--- START OF EXTRACT TO READ ---

# Rustoleum Hammered Paint



## Kroll (Mar 26, 2015)

Guys I just don't know where to post this question other than here.I'm not talking about the rattle cans but the quart cans.What I'm wondering is how to tell if you have the paint thin enough for spraying  since if kinda finishes a little on the texture side?I really like the looks of the paint,cause it hides all the minor flaws cause its not one of those high gloss finish.
What I have done is spray the wheel covers of my 14" bandsaw and it looks great but it also has a strong texture feel to it.So should it have that texture feel to it or should it be smooth or kinda smooth?I don't want to add so much thinner that it affects the hammered looks?Tks


----------



## kd4gij (Mar 26, 2015)

Hammertone is a texture paint. I use it all the time The texture is great for hiding inperfections on the surface. If you thin it down you will lose the finish it is made fore.


----------



## brav65 (Mar 26, 2015)

I have worked with the hammered paints.  You have to make sure you keep it mixed well and thin with Xylene. If you do not keep it mixed well the texture will not be even.  I do not usually thin more than 10-15%, but have gone up to 25% when very hot or painting in the sun.


----------



## astjp2 (Mar 27, 2015)

Where can you get the hammered paint in quarts?  All I found was gallon kits that were insanely expensive.  Tim


----------



## brav65 (Mar 27, 2015)

Home Depot carries it in quarts in several different colors.


----------



## Uglydog (Mar 27, 2015)

I get the quarts from my local Ace Hardware.
Additionally, they are willing to special order colors if I ask.

Daryl
MN


----------



## Bill C. (Mar 27, 2015)

It been years since I used hammertone paint.  The paint is amazing to watch it setup as 1000's of peen marks.


----------



## kvt (Mar 27, 2015)

It is also almost like an epoxy paint and seems very hard if I remember correctly.  I use to use it all the time, but have not for sever years now.


----------



## Kroll (Mar 28, 2015)

Thanks for all the replys guys I know that I am on the right track.I did go to the local HD but they only carry about 4 different colors none of which I wanted.So I went to amazon then check HD online they offer free shipping so I went that route,in 4 days my order showed up.Paint itself was 23.00 per qt so I will use it on those special projects----Thanks kroll


----------

--- END OF EXTRACT TO READ ---

COMPLETE THE FOLLOWING =
1) Reproduce the whole forum thread on hammered paint word for word.
2) Transcribe the records from their first line up to and including the line that contains "minimize-window-button[interactable] xyxy=(262,65,274,77)", reproducing those lines precisely.

--- START OF DATA EXTRACT ---

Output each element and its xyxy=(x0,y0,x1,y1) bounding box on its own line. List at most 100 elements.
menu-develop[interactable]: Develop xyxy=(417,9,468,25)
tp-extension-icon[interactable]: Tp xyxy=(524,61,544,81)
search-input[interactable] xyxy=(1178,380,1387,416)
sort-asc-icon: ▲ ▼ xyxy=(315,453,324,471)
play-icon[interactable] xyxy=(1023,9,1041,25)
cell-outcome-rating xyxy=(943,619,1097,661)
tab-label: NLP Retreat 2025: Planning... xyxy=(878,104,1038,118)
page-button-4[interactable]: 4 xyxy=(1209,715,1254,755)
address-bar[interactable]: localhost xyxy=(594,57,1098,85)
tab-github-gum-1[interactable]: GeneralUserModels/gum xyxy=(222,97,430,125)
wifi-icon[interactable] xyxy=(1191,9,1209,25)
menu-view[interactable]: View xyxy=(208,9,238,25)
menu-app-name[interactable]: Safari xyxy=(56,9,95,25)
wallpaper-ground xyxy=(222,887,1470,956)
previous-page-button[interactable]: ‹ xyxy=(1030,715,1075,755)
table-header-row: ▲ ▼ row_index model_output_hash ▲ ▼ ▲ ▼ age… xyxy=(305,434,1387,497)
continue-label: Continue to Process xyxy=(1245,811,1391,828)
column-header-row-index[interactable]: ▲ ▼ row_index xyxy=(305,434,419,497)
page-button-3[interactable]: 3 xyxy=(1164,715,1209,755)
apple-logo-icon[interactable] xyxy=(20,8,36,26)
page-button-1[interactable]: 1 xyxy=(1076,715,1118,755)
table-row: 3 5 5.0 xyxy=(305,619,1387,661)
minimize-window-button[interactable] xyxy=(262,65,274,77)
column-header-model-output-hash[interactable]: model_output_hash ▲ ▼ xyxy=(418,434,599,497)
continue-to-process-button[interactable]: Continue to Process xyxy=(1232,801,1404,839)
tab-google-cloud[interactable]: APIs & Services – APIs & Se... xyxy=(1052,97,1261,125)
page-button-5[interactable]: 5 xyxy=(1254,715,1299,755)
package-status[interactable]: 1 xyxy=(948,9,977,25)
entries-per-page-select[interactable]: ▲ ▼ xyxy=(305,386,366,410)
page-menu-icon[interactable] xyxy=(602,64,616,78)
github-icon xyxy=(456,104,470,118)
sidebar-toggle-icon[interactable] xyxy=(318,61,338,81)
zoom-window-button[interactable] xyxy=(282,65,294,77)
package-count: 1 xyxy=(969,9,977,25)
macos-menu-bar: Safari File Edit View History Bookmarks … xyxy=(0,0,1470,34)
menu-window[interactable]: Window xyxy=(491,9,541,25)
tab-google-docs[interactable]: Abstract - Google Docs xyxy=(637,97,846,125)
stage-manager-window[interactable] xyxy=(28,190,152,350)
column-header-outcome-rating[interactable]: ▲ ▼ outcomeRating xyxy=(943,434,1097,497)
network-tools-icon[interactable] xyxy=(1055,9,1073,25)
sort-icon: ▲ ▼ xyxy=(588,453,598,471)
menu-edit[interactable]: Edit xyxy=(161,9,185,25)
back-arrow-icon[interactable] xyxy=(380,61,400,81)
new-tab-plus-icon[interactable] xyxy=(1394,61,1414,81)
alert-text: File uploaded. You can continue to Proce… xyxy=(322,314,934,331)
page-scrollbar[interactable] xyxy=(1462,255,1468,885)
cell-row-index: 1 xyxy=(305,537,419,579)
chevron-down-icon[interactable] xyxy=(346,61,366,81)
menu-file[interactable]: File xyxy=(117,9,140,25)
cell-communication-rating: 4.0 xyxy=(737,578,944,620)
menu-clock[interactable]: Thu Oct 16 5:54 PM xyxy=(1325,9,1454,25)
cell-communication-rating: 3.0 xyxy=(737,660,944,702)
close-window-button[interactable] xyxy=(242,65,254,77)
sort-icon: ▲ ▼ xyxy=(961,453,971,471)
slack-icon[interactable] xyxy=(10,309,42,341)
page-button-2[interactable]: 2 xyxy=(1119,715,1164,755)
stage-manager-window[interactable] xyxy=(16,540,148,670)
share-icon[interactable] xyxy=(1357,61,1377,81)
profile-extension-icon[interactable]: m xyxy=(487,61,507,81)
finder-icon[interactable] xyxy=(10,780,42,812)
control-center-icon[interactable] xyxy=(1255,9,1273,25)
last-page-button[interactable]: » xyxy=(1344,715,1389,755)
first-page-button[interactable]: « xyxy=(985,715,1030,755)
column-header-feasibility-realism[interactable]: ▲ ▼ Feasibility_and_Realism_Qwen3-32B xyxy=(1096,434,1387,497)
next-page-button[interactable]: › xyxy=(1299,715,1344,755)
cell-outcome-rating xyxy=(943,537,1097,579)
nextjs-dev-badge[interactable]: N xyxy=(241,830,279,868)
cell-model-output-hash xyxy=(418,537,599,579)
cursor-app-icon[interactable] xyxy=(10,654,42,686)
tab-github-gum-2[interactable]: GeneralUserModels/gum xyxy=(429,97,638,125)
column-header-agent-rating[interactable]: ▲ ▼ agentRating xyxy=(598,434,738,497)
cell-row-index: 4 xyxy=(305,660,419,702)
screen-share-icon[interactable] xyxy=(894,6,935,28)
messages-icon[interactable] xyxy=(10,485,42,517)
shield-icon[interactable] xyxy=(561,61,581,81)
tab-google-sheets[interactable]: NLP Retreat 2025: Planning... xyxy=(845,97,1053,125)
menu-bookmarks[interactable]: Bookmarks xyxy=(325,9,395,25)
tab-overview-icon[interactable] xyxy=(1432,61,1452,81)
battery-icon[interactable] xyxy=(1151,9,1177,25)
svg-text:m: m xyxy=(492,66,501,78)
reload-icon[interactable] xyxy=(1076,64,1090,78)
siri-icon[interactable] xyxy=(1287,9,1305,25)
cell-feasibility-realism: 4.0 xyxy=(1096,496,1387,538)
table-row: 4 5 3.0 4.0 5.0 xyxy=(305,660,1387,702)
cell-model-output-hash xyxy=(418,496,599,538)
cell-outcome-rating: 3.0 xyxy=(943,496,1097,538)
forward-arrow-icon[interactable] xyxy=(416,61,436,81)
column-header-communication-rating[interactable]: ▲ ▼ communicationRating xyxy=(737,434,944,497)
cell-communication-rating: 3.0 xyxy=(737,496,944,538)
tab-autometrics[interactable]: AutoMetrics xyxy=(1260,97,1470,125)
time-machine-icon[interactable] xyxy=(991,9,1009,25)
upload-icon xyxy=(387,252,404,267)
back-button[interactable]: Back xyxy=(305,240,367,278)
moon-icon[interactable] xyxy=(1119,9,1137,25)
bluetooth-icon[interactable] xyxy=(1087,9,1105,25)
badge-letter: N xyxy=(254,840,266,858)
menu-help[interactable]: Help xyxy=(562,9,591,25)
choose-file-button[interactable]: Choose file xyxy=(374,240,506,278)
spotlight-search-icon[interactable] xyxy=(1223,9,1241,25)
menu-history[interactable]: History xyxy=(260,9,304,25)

--- END OF DATA EXTRACT ---

SOLUTIONS TO THE TASKS =
1)
# Rustoleum Hammered Paint



## Kroll (Mar 26, 2015)

Guys I just don't know where to post this question other than here.I'm not talking about the rattle cans but the quart cans.What I'm wondering is how to tell if you have the paint thin enough for spraying  since if kinda finishes a little on the texture side?I really like the looks of the paint,cause it hides all the minor flaws cause its not one of those high gloss finish.
What I have done is spray the wheel covers of my 14" bandsaw and it looks great but it also has a strong texture feel to it.So should it have that texture feel to it or should it be smooth or kinda smooth?I don't want to add so much thinner that it affects the hammered looks?Tks


----------



## kd4gij (Mar 26, 2015)

Hammertone is a texture paint. I use it all the time The texture is great for hiding inperfections on the surface. If you thin it down you will lose the finish it is made fore.


----------



## brav65 (Mar 26, 2015)

I have worked with the hammered paints.  You have to make sure you keep it mixed well and thin with Xylene. If you do not keep it mixed well the texture will not be even.  I do not usually thin more than 10-15%, but have gone up to 25% when very hot or painting in the sun.


----------



## astjp2 (Mar 27, 2015)

Where can you get the hammered paint in quarts?  All I found was gallon kits that were insanely expensive.  Tim


----------



## brav65 (Mar 27, 2015)

Home Depot carries it in quarts in several different colors.


----------



## Uglydog (Mar 27, 2015)

I get the quarts from my local Ace Hardware.
Additionally, they are willing to special order colors if I ask.

Daryl
MN


----------



## Bill C. (Mar 27, 2015)

It been years since I used hammertone paint.  The paint is amazing to watch it setup as 1000's of peen marks.


----------



## kvt (Mar 27, 2015)

It is also almost like an epoxy paint and seems very hard if I remember correctly.  I use to use it all the time, but have not for sever years now.


----------



## Kroll (Mar 28, 2015)

Thanks for all the replys guys I know that I am on the right track.I did go to the local HD but they only carry about 4 different colors none of which I wanted.So I went to amazon then check HD online they offer free shipping so I went that route,in 4 days my order showed up.Paint itself was 23.00 per qt so I will use it on those special projects----Thanks kroll


----------

2)
Output each element and its xyxy=(x0,y0,x1,y1) bounding box on its own line. List at most 100 elements.
menu-develop[interactable]: Develop xyxy=(417,9,468,25)
tp-extension-icon[interactable]: Tp xyxy=(524,61,544,81)
search-input[interactable] xyxy=(1178,380,1387,416)
sort-asc-icon: ▲ ▼ xyxy=(315,453,324,471)
play-icon[interactable] xyxy=(1023,9,1041,25)
cell-outcome-rating xyxy=(943,619,1097,661)
tab-label: NLP Retreat 2025: Planning... xyxy=(878,104,1038,118)
page-button-4[interactable]: 4 xyxy=(1209,715,1254,755)
address-bar[interactable]: localhost xyxy=(594,57,1098,85)
tab-github-gum-1[interactable]: GeneralUserModels/gum xyxy=(222,97,430,125)
wifi-icon[interactable] xyxy=(1191,9,1209,25)
menu-view[interactable]: View xyxy=(208,9,238,25)
menu-app-name[interactable]: Safari xyxy=(56,9,95,25)
wallpaper-ground xyxy=(222,887,1470,956)
previous-page-button[interactable]: ‹ xyxy=(1030,715,1075,755)
table-header-row: ▲ ▼ row_index model_output_hash ▲ ▼ ▲ ▼ age… xyxy=(305,434,1387,497)
continue-label: Continue to Process xyxy=(1245,811,1391,828)
column-header-row-index[interactable]: ▲ ▼ row_index xyxy=(305,434,419,497)
page-button-3[interactable]: 3 xyxy=(1164,715,1209,755)
apple-logo-icon[interactable] xyxy=(20,8,36,26)
page-button-1[interactable]: 1 xyxy=(1076,715,1118,755)
table-row: 3 5 5.0 xyxy=(305,619,1387,661)
minimize-window-button[interactable] xyxy=(262,65,274,77)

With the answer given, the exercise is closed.